DATA FOR THIS TASK
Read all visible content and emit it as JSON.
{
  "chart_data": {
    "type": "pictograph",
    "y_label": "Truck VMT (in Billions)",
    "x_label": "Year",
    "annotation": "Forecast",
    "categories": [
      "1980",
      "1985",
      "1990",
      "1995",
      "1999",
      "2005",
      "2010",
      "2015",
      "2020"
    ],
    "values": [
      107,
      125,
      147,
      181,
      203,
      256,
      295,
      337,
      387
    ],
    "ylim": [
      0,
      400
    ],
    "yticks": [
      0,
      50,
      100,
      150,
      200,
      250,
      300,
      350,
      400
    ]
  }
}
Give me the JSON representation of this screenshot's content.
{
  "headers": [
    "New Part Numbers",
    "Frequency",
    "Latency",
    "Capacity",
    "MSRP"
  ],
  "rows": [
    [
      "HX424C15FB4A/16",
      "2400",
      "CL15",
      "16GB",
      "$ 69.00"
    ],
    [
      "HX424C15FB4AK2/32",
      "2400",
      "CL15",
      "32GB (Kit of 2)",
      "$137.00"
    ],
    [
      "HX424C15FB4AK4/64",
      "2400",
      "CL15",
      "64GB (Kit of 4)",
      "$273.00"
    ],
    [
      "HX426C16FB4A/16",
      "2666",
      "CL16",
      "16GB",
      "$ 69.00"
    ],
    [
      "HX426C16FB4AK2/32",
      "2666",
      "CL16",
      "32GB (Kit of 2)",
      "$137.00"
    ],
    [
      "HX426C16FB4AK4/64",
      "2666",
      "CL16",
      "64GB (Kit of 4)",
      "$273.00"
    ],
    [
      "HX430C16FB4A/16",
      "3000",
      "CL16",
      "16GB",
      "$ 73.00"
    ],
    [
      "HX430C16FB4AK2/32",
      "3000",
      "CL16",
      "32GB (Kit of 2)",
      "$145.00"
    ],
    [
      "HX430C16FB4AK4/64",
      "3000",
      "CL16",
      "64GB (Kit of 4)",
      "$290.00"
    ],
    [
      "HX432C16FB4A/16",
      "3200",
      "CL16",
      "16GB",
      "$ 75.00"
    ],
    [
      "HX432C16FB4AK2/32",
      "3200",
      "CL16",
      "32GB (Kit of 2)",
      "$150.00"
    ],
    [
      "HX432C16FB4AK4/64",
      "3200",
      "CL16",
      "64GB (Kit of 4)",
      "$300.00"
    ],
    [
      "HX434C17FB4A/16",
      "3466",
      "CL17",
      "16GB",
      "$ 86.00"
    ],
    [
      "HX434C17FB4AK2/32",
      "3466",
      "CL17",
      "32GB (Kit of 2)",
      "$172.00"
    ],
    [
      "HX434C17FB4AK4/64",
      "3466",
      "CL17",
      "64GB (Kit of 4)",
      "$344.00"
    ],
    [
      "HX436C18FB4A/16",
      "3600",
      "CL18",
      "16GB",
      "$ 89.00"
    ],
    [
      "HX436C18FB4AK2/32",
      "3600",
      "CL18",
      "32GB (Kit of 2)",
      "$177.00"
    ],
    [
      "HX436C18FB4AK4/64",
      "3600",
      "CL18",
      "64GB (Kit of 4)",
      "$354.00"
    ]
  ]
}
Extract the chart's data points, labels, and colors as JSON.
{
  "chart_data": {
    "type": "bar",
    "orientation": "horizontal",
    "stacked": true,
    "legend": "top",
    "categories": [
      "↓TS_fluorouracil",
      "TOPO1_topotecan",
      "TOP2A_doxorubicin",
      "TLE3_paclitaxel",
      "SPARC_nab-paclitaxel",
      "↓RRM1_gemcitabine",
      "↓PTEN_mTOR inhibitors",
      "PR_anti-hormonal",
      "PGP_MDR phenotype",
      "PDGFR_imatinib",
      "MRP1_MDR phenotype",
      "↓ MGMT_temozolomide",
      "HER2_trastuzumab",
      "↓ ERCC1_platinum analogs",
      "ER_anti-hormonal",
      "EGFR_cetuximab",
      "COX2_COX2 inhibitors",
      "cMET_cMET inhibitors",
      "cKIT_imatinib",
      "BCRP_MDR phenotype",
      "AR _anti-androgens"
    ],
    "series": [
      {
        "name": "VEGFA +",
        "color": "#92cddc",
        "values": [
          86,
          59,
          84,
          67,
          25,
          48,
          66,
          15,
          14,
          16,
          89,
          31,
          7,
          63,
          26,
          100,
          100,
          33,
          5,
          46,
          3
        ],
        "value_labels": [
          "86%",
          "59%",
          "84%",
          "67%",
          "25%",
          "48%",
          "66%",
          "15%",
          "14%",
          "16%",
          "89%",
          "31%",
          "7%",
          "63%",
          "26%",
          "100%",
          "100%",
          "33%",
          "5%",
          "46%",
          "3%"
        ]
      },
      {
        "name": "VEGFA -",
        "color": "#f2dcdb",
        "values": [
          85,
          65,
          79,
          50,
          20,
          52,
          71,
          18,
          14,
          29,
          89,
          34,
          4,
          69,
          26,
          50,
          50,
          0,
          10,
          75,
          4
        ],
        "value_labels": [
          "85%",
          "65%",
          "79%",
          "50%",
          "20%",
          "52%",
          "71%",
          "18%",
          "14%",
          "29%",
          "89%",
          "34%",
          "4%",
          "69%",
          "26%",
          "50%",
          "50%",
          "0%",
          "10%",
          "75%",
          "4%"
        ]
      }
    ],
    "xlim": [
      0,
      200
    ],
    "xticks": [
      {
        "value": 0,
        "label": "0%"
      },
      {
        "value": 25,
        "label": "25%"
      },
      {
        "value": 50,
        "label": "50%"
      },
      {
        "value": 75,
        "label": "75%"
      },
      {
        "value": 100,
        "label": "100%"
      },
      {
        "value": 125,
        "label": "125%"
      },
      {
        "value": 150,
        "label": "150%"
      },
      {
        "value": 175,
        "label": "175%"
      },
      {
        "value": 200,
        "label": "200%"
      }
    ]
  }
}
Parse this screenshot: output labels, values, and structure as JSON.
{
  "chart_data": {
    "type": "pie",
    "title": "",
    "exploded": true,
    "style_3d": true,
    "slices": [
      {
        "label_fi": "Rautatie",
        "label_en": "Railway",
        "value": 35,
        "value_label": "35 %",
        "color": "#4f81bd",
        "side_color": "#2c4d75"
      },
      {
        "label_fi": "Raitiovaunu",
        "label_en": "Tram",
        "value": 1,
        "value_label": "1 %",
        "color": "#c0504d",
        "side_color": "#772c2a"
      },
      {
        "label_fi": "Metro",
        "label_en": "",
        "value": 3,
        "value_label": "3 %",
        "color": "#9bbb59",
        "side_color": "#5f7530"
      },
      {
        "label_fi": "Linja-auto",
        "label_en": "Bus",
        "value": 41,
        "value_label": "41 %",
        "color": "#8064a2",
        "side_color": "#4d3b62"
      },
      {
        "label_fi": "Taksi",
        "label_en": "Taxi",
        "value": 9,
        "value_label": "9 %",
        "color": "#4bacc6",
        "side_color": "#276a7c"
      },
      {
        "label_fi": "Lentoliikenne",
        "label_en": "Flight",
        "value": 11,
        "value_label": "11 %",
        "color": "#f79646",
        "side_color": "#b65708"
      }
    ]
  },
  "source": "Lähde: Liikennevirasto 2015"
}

YOUR OBJECTIVE
Your task is to output the full set of records exactly as presented.

SOLUTION BELOW
Read all visible content and emit it as JSON.
{
  "chart_data": {
    "type": "pictograph",
    "y_label": "Truck VMT (in Billions)",
    "x_label": "Year",
    "annotation": "Forecast",
    "categories": [
      "1980",
      "1985",
      "1990",
      "1995",
      "1999",
      "2005",
      "2010",
      "2015",
      "2020"
    ],
    "values": [
      107,
      125,
      147,
      181,
      203,
      256,
      295,
      337,
      387
    ],
    "ylim": [
      0,
      400
    ],
    "yticks": [
      0,
      50,
      100,
      150,
      200,
      250,
      300,
      350,
      400
    ]
  }
}
Give me the JSON representation of this screenshot's content.
{
  "headers": [
    "New Part Numbers",
    "Frequency",
    "Latency",
    "Capacity",
    "MSRP"
  ],
  "rows": [
    [
      "HX424C15FB4A/16",
      "2400",
      "CL15",
      "16GB",
      "$ 69.00"
    ],
    [
      "HX424C15FB4AK2/32",
      "2400",
      "CL15",
      "32GB (Kit of 2)",
      "$137.00"
    ],
    [
      "HX424C15FB4AK4/64",
      "2400",
      "CL15",
      "64GB (Kit of 4)",
      "$273.00"
    ],
    [
      "HX426C16FB4A/16",
      "2666",
      "CL16",
      "16GB",
      "$ 69.00"
    ],
    [
      "HX426C16FB4AK2/32",
      "2666",
      "CL16",
      "32GB (Kit of 2)",
      "$137.00"
    ],
    [
      "HX426C16FB4AK4/64",
      "2666",
      "CL16",
      "64GB (Kit of 4)",
      "$273.00"
    ],
    [
      "HX430C16FB4A/16",
      "3000",
      "CL16",
      "16GB",
      "$ 73.00"
    ],
    [
      "HX430C16FB4AK2/32",
      "3000",
      "CL16",
      "32GB (Kit of 2)",
      "$145.00"
    ],
    [
      "HX430C16FB4AK4/64",
      "3000",
      "CL16",
      "64GB (Kit of 4)",
      "$290.00"
    ],
    [
      "HX432C16FB4A/16",
      "3200",
      "CL16",
      "16GB",
      "$ 75.00"
    ],
    [
      "HX432C16FB4AK2/32",
      "3200",
      "CL16",
      "32GB (Kit of 2)",
      "$150.00"
    ],
    [
      "HX432C16FB4AK4/64",
      "3200",
      "CL16",
      "64GB (Kit of 4)",
      "$300.00"
    ],
    [
      "HX434C17FB4A/16",
      "3466",
      "CL17",
      "16GB",
      "$ 86.00"
    ],
    [
      "HX434C17FB4AK2/32",
      "3466",
      "CL17",
      "32GB (Kit of 2)",
      "$172.00"
    ],
    [
      "HX434C17FB4AK4/64",
      "3466",
      "CL17",
      "64GB (Kit of 4)",
      "$344.00"
    ],
    [
      "HX436C18FB4A/16",
      "3600",
      "CL18",
      "16GB",
      "$ 89.00"
    ],
    [
      "HX436C18FB4AK2/32",
      "3600",
      "CL18",
      "32GB (Kit of 2)",
      "$177.00"
    ],
    [
      "HX436C18FB4AK4/64",
      "3600",
      "CL18",
      "64GB (Kit of 4)",
      "$354.00"
    ]
  ]
}
Extract the chart's data points, labels, and colors as JSON.
{
  "chart_data": {
    "type": "bar",
    "orientation": "horizontal",
    "stacked": true,
    "legend": "top",
    "categories": [
      "↓TS_fluorouracil",
      "TOPO1_topotecan",
      "TOP2A_doxorubicin",
      "TLE3_paclitaxel",
      "SPARC_nab-paclitaxel",
      "↓RRM1_gemcitabine",
      "↓PTEN_mTOR inhibitors",
      "PR_anti-hormonal",
      "PGP_MDR phenotype",
      "PDGFR_imatinib",
      "MRP1_MDR phenotype",
      "↓ MGMT_temozolomide",
      "HER2_trastuzumab",
      "↓ ERCC1_platinum analogs",
      "ER_anti-hormonal",
      "EGFR_cetuximab",
      "COX2_COX2 inhibitors",
      "cMET_cMET inhibitors",
      "cKIT_imatinib",
      "BCRP_MDR phenotype",
      "AR _anti-androgens"
    ],
    "series": [
      {
        "name": "VEGFA +",
        "color": "#92cddc",
        "values": [
          86,
          59,
          84,
          67,
          25,
          48,
          66,
          15,
          14,
          16,
          89,
          31,
          7,
          63,
          26,
          100,
          100,
          33,
          5,
          46,
          3
        ],
        "value_labels": [
          "86%",
          "59%",
          "84%",
          "67%",
          "25%",
          "48%",
          "66%",
          "15%",
          "14%",
          "16%",
          "89%",
          "31%",
          "7%",
          "63%",
          "26%",
          "100%",
          "100%",
          "33%",
          "5%",
          "46%",
          "3%"
        ]
      },
      {
        "name": "VEGFA -",
        "color": "#f2dcdb",
        "values": [
          85,
          65,
          79,
          50,
          20,
          52,
          71,
          18,
          14,
          29,
          89,
          34,
          4,
          69,
          26,
          50,
          50,
          0,
          10,
          75,
          4
        ],
        "value_labels": [
          "85%",
          "65%",
          "79%",
          "50%",
          "20%",
          "52%",
          "71%",
          "18%",
          "14%",
          "29%",
          "89%",
          "34%",
          "4%",
          "69%",
          "26%",
          "50%",
          "50%",
          "0%",
          "10%",
          "75%",
          "4%"
        ]
      }
    ],
    "xlim": [
      0,
      200
    ],
    "xticks": [
      {
        "value": 0,
        "label": "0%"
      },
      {
        "value": 25,
        "label": "25%"
      },
      {
        "value": 50,
        "label": "50%"
      },
      {
        "value": 75,
        "label": "75%"
      },
      {
        "value": 100,
        "label": "100%"
      },
      {
        "value": 125,
        "label": "125%"
      },
      {
        "value": 150,
        "label": "150%"
      },
      {
        "value": 175,
        "label": "175%"
      },
      {
        "value": 200,
        "label": "200%"
      }
    ]
  }
}
Parse this screenshot: output labels, values, and structure as JSON.
{
  "chart_data": {
    "type": "pie",
    "title": "",
    "exploded": true,
    "style_3d": true,
    "slices": [
      {
        "label_fi": "Rautatie",
        "label_en": "Railway",
        "value": 35,
        "value_label": "35 %",
        "color": "#4f81bd",
        "side_color": "#2c4d75"
      },
      {
        "label_fi": "Raitiovaunu",
        "label_en": "Tram",
        "value": 1,
        "value_label": "1 %",
        "color": "#c0504d",
        "side_color": "#772c2a"
      },
      {
        "label_fi": "Metro",
        "label_en": "",
        "value": 3,
        "value_label": "3 %",
        "color": "#9bbb59",
        "side_color": "#5f7530"
      },
      {
        "label_fi": "Linja-auto",
        "label_en": "Bus",
        "value": 41,
        "value_label": "41 %",
        "color": "#8064a2",
        "side_color": "#4d3b62"
      },
      {
        "label_fi": "Taksi",
        "label_en": "Taxi",
        "value": 9,
        "value_label": "9 %",
        "color": "#4bacc6",
        "side_color": "#276a7c"
      },
      {
        "label_fi": "Lentoliikenne",
        "label_en": "Flight",
        "value": 11,
        "value_label": "11 %",
        "color": "#f79646",
        "side_color": "#b65708"
      }
    ]
  },
  "source": "Lähde: Liikennevirasto 2015"
}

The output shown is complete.